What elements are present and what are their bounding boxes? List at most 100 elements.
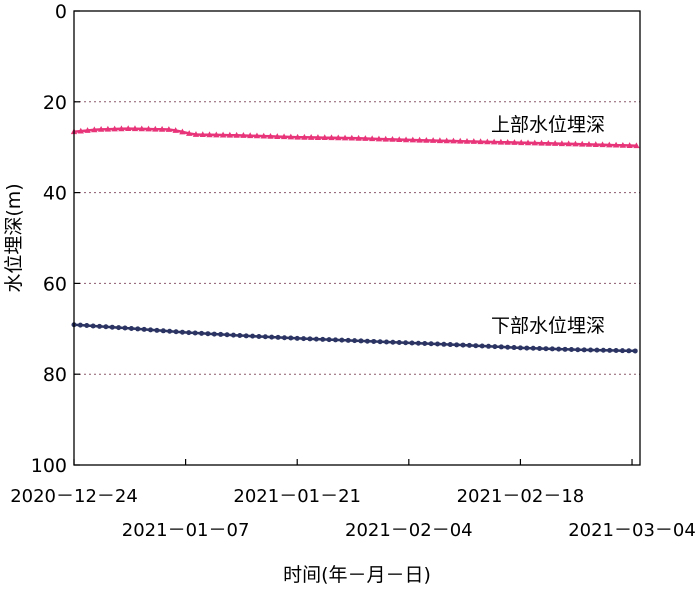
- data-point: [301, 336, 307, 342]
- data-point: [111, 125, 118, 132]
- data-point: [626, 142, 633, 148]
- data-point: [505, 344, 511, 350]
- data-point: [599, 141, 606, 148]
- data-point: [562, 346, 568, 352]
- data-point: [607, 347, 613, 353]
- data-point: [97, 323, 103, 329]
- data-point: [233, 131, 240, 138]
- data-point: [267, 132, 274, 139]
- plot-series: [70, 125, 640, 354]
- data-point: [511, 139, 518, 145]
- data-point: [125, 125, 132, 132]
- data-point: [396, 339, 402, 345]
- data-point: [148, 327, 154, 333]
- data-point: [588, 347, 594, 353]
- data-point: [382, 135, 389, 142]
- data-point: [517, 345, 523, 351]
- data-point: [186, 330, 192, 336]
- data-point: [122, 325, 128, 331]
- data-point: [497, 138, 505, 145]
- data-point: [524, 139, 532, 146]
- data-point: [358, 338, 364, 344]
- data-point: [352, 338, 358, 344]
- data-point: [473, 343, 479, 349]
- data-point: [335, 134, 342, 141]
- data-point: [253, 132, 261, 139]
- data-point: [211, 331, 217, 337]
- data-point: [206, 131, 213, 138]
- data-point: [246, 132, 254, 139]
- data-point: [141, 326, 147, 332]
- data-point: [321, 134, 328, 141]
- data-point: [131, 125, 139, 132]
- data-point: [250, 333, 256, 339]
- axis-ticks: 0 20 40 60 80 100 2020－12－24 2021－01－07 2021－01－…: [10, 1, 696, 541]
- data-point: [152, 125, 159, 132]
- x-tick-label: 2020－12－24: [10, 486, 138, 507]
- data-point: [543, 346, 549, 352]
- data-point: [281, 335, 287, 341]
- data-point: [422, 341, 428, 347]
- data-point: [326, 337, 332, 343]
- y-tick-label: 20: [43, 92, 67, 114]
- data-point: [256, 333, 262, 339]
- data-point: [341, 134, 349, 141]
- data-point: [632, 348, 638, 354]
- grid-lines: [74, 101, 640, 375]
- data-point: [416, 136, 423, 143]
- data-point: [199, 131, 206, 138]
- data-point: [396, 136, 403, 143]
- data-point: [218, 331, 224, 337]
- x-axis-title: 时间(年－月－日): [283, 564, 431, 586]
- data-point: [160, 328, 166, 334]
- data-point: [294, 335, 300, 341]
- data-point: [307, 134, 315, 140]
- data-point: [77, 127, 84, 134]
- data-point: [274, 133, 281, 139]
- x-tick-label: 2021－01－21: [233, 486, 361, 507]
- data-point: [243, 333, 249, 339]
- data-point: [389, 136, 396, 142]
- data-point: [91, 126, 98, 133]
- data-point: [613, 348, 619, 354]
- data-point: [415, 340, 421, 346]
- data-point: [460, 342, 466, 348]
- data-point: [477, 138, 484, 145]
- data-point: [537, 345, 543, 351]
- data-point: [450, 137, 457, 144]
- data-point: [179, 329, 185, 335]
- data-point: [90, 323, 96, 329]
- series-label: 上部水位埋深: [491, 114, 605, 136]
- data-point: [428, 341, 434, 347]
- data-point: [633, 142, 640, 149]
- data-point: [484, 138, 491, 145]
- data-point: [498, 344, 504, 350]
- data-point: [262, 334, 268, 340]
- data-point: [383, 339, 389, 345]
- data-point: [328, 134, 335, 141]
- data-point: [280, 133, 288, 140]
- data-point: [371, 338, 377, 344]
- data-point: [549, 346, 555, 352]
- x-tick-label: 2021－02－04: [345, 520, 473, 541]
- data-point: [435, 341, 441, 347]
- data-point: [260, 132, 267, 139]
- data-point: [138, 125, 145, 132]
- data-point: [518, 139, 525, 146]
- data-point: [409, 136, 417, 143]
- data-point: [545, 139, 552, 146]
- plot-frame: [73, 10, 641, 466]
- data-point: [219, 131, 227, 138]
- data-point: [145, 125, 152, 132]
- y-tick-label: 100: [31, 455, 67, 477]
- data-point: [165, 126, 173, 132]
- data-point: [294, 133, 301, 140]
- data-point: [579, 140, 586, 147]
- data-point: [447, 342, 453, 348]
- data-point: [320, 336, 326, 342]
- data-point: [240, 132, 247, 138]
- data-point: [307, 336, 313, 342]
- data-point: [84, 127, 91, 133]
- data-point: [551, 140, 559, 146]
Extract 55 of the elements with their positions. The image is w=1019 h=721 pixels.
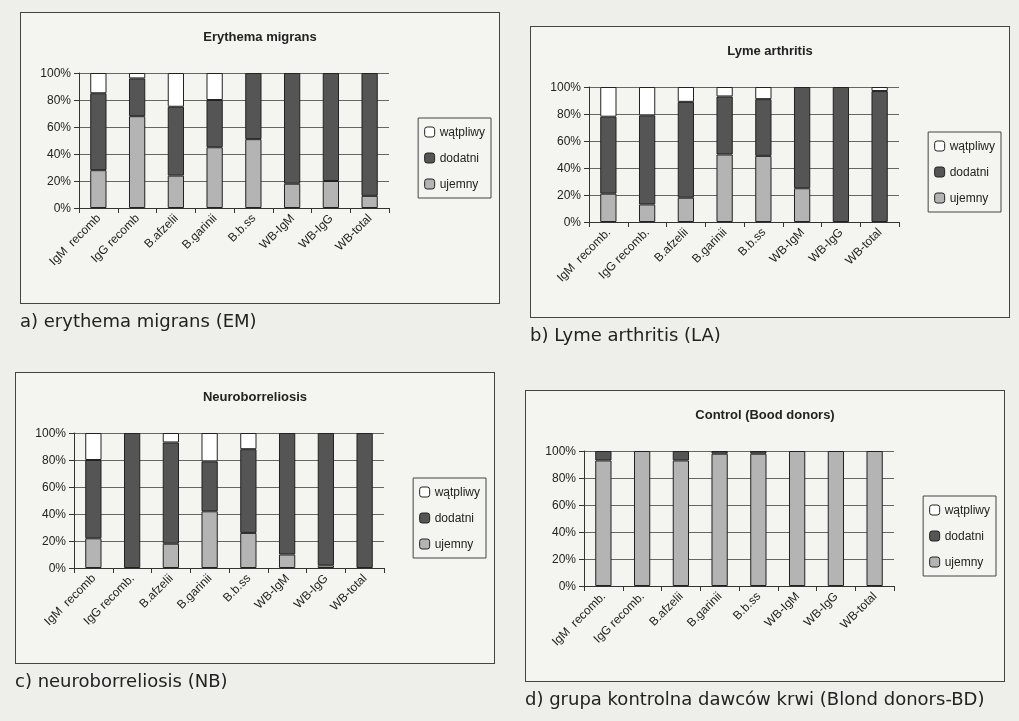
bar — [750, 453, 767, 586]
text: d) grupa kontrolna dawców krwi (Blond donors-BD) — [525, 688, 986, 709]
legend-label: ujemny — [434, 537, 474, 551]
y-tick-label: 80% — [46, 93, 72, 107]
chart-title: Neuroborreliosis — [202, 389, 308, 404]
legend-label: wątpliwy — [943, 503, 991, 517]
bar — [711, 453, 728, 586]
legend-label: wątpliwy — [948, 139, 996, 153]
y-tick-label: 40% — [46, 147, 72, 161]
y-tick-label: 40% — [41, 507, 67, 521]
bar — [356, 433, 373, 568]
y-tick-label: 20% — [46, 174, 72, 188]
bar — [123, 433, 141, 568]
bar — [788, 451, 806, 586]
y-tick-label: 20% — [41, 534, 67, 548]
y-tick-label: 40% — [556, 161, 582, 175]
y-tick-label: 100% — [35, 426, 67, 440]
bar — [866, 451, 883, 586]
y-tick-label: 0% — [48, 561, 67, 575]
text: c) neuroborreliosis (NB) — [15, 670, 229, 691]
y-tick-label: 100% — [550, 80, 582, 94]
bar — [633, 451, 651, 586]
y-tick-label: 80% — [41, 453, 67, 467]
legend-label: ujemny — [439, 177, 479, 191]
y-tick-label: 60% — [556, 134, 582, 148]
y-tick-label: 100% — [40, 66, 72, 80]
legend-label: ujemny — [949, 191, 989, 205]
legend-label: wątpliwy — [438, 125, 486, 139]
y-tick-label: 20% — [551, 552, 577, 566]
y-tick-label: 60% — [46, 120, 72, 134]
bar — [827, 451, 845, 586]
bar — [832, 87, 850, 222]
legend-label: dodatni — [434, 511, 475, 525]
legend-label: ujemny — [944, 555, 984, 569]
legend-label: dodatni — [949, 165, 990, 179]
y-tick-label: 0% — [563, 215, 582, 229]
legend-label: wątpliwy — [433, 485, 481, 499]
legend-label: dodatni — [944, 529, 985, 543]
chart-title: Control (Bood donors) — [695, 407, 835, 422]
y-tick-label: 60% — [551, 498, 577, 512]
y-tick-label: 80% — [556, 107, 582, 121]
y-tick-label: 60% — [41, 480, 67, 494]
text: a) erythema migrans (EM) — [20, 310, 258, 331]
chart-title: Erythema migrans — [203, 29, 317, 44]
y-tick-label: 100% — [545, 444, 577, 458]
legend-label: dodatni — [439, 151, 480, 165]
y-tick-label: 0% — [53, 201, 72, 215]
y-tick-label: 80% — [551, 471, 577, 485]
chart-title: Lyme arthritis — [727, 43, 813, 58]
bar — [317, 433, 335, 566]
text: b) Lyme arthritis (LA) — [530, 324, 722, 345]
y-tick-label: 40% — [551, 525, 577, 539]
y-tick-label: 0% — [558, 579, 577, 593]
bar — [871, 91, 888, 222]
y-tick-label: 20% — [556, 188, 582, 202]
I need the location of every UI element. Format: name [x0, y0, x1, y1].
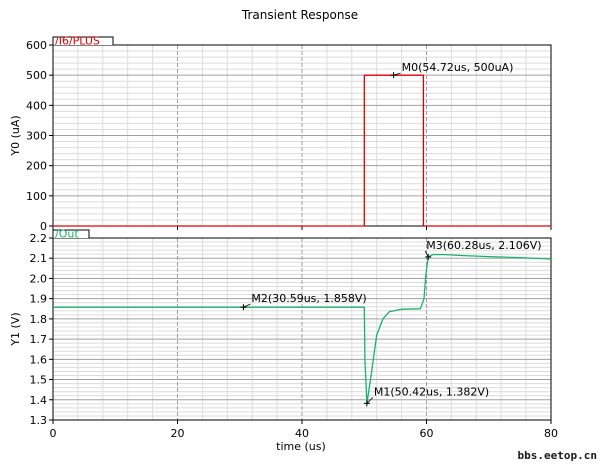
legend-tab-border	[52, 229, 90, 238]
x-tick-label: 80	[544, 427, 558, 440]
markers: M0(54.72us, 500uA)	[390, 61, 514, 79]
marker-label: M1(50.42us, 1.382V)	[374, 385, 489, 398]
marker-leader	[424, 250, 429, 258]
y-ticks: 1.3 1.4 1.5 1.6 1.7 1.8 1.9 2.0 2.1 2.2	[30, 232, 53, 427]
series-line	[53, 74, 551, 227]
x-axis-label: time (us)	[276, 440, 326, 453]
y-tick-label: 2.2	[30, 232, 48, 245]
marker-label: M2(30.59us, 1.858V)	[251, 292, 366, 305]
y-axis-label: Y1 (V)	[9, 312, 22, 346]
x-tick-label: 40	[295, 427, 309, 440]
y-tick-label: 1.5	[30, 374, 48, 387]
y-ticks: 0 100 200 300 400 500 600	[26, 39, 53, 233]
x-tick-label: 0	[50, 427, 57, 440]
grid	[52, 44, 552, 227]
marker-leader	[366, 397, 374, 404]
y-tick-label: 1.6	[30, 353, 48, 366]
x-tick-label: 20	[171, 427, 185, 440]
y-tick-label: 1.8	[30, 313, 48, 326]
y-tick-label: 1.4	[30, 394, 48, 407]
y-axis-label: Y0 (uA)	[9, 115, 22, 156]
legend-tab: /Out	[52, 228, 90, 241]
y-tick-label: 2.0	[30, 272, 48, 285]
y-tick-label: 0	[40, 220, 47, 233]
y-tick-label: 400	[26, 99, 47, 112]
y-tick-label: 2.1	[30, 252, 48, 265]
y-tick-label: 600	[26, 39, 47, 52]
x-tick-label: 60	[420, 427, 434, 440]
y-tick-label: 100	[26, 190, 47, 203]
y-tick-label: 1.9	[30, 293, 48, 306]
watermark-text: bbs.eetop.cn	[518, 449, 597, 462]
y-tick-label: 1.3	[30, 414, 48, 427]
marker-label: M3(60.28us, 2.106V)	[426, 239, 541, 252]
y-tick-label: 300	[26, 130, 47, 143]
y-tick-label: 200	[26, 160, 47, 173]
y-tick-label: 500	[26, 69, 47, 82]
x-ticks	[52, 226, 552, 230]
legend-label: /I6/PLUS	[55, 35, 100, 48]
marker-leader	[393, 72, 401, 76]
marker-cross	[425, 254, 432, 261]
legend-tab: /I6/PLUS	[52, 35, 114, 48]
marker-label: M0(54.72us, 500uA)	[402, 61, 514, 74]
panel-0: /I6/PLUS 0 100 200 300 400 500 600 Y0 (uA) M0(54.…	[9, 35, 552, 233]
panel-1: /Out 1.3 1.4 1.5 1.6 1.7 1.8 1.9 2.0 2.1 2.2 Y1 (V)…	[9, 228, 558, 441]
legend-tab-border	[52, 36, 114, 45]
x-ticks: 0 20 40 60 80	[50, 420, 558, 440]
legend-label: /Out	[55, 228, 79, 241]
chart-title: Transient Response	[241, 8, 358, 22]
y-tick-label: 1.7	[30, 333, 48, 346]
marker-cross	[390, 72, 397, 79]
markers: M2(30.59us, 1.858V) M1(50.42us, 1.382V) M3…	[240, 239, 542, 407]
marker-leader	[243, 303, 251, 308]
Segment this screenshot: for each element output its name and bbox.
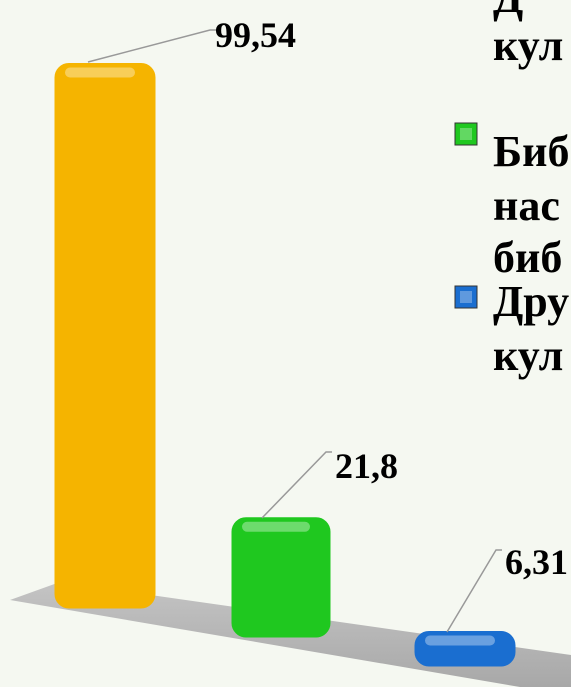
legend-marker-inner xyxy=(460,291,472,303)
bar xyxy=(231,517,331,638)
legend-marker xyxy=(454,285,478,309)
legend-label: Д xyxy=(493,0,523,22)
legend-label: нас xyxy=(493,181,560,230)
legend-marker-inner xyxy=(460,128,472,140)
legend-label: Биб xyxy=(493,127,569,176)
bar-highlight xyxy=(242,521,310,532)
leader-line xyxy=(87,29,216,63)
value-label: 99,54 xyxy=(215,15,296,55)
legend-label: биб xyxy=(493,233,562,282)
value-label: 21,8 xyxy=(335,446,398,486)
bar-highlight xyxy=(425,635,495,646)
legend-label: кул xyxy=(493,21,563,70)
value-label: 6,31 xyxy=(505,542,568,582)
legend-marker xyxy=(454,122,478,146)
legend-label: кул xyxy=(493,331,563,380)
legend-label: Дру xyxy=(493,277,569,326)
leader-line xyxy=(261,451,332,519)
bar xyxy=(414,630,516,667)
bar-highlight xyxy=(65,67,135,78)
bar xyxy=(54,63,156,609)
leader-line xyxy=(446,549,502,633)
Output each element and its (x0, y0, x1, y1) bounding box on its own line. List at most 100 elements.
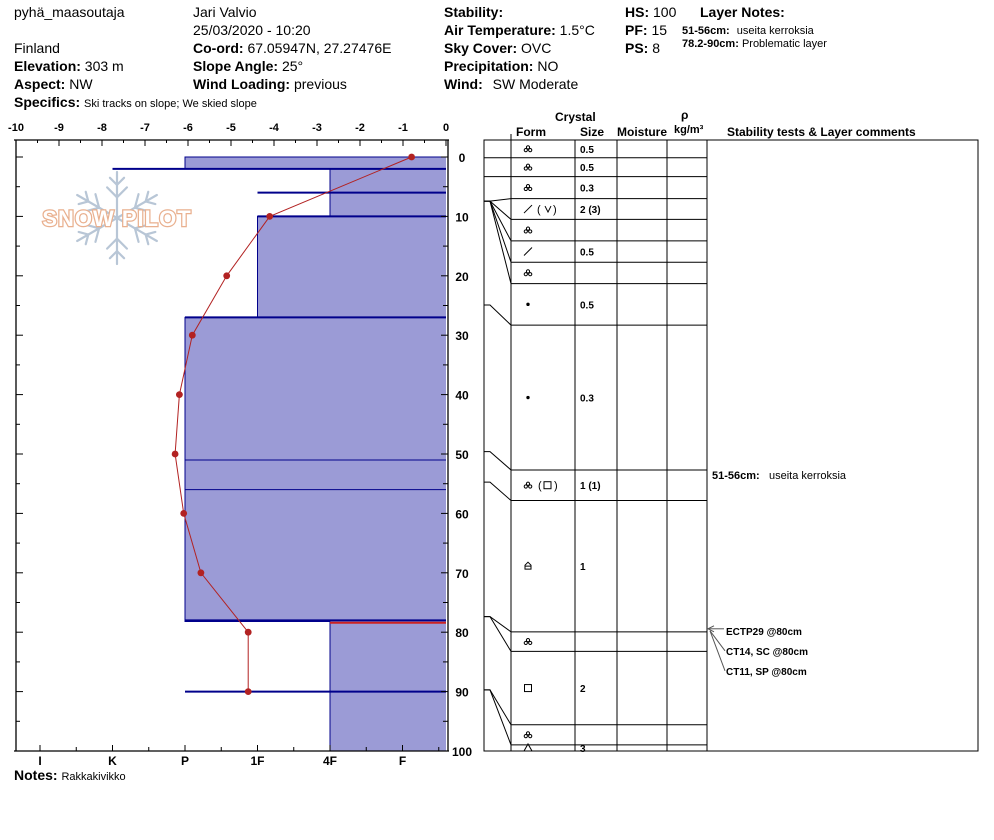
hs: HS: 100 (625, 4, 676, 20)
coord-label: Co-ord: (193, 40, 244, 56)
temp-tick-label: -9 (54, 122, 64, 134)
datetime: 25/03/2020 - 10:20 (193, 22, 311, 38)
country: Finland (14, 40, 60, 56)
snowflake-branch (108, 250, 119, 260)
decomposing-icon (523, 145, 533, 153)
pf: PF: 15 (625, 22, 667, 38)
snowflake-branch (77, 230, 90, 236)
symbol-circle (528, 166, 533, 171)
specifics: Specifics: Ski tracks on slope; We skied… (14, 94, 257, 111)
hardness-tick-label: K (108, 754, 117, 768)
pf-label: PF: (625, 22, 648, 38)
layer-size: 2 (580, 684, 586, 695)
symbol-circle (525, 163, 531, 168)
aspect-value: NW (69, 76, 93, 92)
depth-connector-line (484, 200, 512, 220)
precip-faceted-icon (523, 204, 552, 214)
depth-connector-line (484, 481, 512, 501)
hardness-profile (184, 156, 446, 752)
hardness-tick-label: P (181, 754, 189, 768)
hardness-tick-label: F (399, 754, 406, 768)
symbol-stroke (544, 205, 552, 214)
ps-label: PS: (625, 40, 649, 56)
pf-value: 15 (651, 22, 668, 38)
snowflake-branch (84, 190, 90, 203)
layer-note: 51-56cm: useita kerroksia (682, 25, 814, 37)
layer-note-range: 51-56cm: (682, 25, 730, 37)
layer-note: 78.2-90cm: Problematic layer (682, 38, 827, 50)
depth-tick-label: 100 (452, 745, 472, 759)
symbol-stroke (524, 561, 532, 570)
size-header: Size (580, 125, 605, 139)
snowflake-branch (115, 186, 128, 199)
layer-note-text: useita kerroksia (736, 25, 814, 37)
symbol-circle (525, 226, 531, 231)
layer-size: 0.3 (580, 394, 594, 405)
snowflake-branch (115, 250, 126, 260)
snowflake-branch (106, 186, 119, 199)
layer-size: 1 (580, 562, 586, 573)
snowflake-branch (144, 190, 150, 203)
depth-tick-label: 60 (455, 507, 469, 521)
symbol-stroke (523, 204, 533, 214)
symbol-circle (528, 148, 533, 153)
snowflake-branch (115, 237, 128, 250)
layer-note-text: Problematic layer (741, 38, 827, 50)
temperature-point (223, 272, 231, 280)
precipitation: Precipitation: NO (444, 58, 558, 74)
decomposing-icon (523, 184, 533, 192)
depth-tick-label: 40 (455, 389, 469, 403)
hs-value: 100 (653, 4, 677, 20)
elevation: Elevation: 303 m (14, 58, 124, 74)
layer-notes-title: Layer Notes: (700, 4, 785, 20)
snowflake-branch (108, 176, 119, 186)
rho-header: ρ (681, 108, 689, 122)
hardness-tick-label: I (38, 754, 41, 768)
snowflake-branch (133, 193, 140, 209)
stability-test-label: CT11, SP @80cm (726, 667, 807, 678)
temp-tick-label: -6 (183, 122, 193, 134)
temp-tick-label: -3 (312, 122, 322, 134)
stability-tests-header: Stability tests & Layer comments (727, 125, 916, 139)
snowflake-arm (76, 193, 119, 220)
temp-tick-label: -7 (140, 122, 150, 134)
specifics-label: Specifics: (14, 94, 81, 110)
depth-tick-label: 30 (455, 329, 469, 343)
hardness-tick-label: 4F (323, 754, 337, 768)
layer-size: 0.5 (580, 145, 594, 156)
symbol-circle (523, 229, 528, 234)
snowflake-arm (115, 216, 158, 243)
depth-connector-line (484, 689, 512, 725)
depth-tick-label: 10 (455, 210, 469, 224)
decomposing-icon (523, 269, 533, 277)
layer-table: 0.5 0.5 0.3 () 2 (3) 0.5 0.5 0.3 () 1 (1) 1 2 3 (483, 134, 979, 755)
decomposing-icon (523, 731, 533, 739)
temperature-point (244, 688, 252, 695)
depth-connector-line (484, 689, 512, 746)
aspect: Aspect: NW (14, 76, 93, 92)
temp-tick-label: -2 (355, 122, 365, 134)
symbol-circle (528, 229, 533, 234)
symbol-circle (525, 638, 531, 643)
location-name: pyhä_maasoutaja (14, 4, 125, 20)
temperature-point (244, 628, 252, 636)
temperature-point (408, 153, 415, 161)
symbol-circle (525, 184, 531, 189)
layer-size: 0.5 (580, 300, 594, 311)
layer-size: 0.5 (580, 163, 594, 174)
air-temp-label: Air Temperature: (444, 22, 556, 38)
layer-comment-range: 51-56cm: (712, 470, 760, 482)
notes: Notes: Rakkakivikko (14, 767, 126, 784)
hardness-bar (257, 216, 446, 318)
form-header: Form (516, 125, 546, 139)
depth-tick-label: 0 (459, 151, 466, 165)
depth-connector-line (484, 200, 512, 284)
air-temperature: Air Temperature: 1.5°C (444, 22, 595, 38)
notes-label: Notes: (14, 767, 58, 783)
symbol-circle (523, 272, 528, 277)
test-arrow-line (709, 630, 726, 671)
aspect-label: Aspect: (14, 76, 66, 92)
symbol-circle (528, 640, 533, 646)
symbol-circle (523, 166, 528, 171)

---+---

● **Directions**
Return the entries unchanged, everything from the line containing "hs: HS: 100 (625, 4, 676, 20)" down to the line containing "layer-note-text: useita kerroksia", including both of those lines.

● **Response below**
hs: HS: 100 (625, 4, 676, 20)
coord-label: Co-ord: (193, 40, 244, 56)
temp-tick-label: -9 (54, 122, 64, 134)
datetime: 25/03/2020 - 10:20 (193, 22, 311, 38)
country: Finland (14, 40, 60, 56)
snowflake-branch (108, 250, 119, 260)
decomposing-icon (523, 145, 533, 153)
pf: PF: 15 (625, 22, 667, 38)
snowflake-branch (77, 230, 90, 236)
symbol-circle (528, 166, 533, 171)
specifics: Specifics: Ski tracks on slope; We skied… (14, 94, 257, 111)
hardness-tick-label: K (108, 754, 117, 768)
pf-label: PF: (625, 22, 648, 38)
layer-size: 2 (580, 684, 586, 695)
symbol-circle (525, 163, 531, 168)
aspect-value: NW (69, 76, 93, 92)
depth-connector-line (484, 200, 512, 220)
precip-faceted-icon (523, 204, 552, 214)
depth-connector-line (484, 481, 512, 501)
hardness-profile (184, 156, 446, 752)
hardness-tick-label: P (181, 754, 189, 768)
hardness-tick-label: F (399, 754, 406, 768)
symbol-stroke (544, 205, 552, 214)
ps-label: PS: (625, 40, 649, 56)
pf-value: 15 (651, 22, 668, 38)
snowflake-branch (84, 190, 90, 203)
layer-note: 51-56cm: useita kerroksia (682, 25, 814, 37)
layer-note-range: 51-56cm: (682, 25, 730, 37)
layer-note: 78.2-90cm: Problematic layer (682, 38, 827, 50)
depth-tick-label: 100 (452, 745, 472, 759)
symbol-stroke (524, 561, 532, 570)
size-header: Size (580, 125, 605, 139)
snowflake-branch (115, 186, 128, 199)
layer-note-text: useita kerroksia (736, 25, 814, 37)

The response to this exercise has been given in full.